▸ Aim: Write each line of the items below as one string in a JSON list, and omit blank lines.

(Data items)

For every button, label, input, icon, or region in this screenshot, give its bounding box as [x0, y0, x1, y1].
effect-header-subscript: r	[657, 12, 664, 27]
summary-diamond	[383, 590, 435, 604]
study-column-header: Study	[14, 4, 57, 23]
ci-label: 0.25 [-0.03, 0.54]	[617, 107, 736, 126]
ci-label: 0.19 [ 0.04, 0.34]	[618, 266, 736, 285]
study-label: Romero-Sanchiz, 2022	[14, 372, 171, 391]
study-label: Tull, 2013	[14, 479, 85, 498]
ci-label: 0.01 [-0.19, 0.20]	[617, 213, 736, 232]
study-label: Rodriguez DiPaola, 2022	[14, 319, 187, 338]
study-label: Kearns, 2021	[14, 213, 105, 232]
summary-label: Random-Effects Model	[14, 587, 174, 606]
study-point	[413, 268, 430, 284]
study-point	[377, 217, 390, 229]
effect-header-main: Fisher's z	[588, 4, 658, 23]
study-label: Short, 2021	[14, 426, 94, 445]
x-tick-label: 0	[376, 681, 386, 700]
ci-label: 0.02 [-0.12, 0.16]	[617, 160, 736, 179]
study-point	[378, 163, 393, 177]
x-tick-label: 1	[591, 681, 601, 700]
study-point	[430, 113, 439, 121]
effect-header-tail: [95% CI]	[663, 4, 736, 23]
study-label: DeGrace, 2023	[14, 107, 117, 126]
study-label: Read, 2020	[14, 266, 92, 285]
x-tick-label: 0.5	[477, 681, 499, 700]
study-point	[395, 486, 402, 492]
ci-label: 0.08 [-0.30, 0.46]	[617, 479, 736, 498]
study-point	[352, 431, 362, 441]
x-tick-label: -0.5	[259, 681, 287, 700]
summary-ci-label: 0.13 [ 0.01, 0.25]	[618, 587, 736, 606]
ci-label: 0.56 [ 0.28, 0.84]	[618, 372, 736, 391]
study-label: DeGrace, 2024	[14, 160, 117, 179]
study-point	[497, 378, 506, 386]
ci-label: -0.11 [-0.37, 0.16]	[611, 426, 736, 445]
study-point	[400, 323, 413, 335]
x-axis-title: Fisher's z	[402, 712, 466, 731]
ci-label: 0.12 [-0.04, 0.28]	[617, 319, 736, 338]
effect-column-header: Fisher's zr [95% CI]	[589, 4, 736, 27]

▸ Exercise result:
[
  "For every button, label, input, icon, or region in this screenshot, give its bounding box as [x0, y0, x1, y1].",
  "effect-header-subscript: r\t[657, 12, 664, 27]",
  "summary-diamond\t[383, 590, 435, 604]",
  "study-column-header: Study\t[14, 4, 57, 23]",
  "ci-label: 0.25 [-0.03, 0.54]\t[617, 107, 736, 126]",
  "ci-label: 0.19 [ 0.04, 0.34]\t[618, 266, 736, 285]",
  "study-label: Romero-Sanchiz, 2022\t[14, 372, 171, 391]",
  "study-label: Tull, 2013\t[14, 479, 85, 498]",
  "ci-label: 0.01 [-0.19, 0.20]\t[617, 213, 736, 232]",
  "study-label: Rodriguez DiPaola, 2022\t[14, 319, 187, 338]",
  "study-label: Kearns, 2021\t[14, 213, 105, 232]",
  "summary-label: Random-Effects Model\t[14, 587, 174, 606]",
  "study-point\t[413, 268, 430, 284]",
  "study-point\t[377, 217, 390, 229]",
  "effect-header-main: Fisher's z\t[588, 4, 658, 23]",
  "study-label: Short, 2021\t[14, 426, 94, 445]",
  "x-tick-label: 0\t[376, 681, 386, 700]",
  "ci-label: 0.02 [-0.12, 0.16]\t[617, 160, 736, 179]",
  "study-point\t[378, 163, 393, 177]",
  "x-tick-label: 1\t[591, 681, 601, 700]",
  "study-point\t[430, 113, 439, 121]",
  "effect-header-tail: [95% CI]\t[663, 4, 736, 23]",
  "study-label: DeGrace, 2023\t[14, 107, 117, 126]",
  "study-label: Read, 2020\t[14, 266, 92, 285]",
  "x-tick-label: 0.5\t[477, 681, 499, 700]",
  "study-point\t[395, 486, 402, 492]",
  "ci-label: 0.08 [-0.30, 0.46]\t[617, 479, 736, 498]",
  "study-point\t[352, 431, 362, 441]",
  "x-tick-label: -0.5\t[259, 681, 287, 700]",
  "summary-ci-label: 0.13 [ 0.01, 0.25]\t[618, 587, 736, 606]",
  "ci-label: 0.56 [ 0.28, 0.84]\t[618, 372, 736, 391]",
  "study-label: DeGrace, 2024\t[14, 160, 117, 179]",
  "study-point\t[497, 378, 506, 386]",
  "ci-label: -0.11 [-0.37, 0.16]\t[611, 426, 736, 445]",
  "study-point\t[400, 323, 413, 335]",
  "x-axis-title: Fisher's z\t[402, 712, 466, 731]",
  "ci-label: 0.12 [-0.04, 0.28]\t[617, 319, 736, 338]",
  "effect-column-header: Fisher's zr [95% CI]\t[589, 4, 736, 27]"
]